◆ AIM OF THE EXERCISE ◆
Every record should be copied exactly, except that pictures are to be omitted.

◆ EXTRACTED INFORMATION ◆

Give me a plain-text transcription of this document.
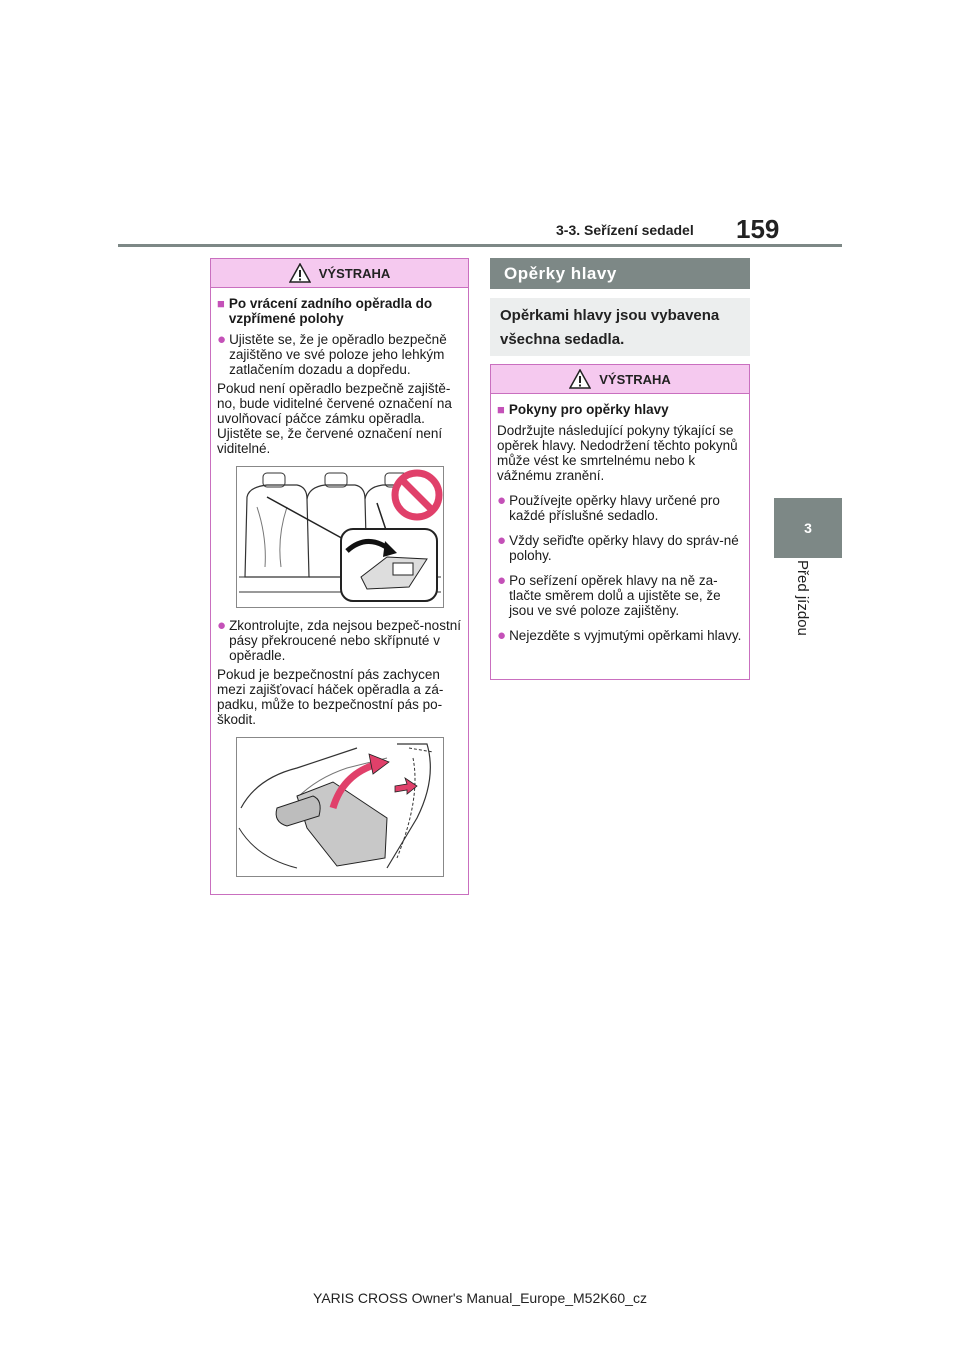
3-3. Seřízení sedadel 159
3
Před jízdou
VÝSTRAHA
■ Po vrácení zadního opěradla do vzpřímené polohy
● Ujistěte se, že je opěradlo bezpečně zajištěno ve své poloze jeho lehkým zatlačením dozadu a dopředu.
Pokud není opěradlo bezpečně zajiště-no, bude viditelné červené označení na uvolňovací páčce zámku opěradla. Ujistěte se, že červené označení není viditelné.
● Zkontrolujte, zda nejsou bezpeč-nostní pásy překroucené nebo skřípnuté v opěradle.
Pokud je bezpečnostní pás zachycen mezi zajišťovací háček opěradla a zá-padku, může to bezpečnostní pás po-škodit.
Opěrky hlavy
Opěrkami hlavy jsou vybavena všechna sedadla.
VÝSTRAHA
■ Pokyny pro opěrky hlavy
Dodržujte následující pokyny týkající se opěrek hlavy. Nedodržení těchto pokynů může vést ke smrtelnému nebo k vážnému zranění.
● Používejte opěrky hlavy určené pro každé příslušné sedadlo.
● Vždy seřiďte opěrky hlavy do správ-né polohy.
● Po seřízení opěrek hlavy na ně za-tlačte směrem dolů a ujistěte se, že jsou ve své poloze zajištěny.
● Nejezděte s vyjmutými opěrkami hlavy.
YARIS CROSS Owner's Manual_Europe_M52K60_cz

◆ RESULT ◆
Give me a plain-text transcription of this document.
3-3. Seřízení sedadel 159
3
Před jízdou
VÝSTRAHA
■ Po vrácení zadního opěradla do vzpřímené polohy
● Ujistěte se, že je opěradlo bezpečně zajištěno ve své poloze jeho lehkým zatlačením dozadu a dopředu.
Pokud není opěradlo bezpečně zajiště-no, bude viditelné červené označení na uvolňovací páčce zámku opěradla. Ujistěte se, že červené označení není viditelné.
● Zkontrolujte, zda nejsou bezpeč-nostní pásy překroucené nebo skřípnuté v opěradle.
Pokud je bezpečnostní pás zachycen mezi zajišťovací háček opěradla a zá-padku, může to bezpečnostní pás po-škodit.
Opěrky hlavy
Opěrkami hlavy jsou vybavena všechna sedadla.
VÝSTRAHA
■ Pokyny pro opěrky hlavy
Dodržujte následující pokyny týkající se opěrek hlavy. Nedodržení těchto pokynů může vést ke smrtelnému nebo k vážnému zranění.
● Používejte opěrky hlavy určené pro každé příslušné sedadlo.
● Vždy seřiďte opěrky hlavy do správ-né polohy.
● Po seřízení opěrek hlavy na ně za-tlačte směrem dolů a ujistěte se, že jsou ve své poloze zajištěny.
● Nejezděte s vyjmutými opěrkami hlavy.
YARIS CROSS Owner's Manual_Europe_M52K60_cz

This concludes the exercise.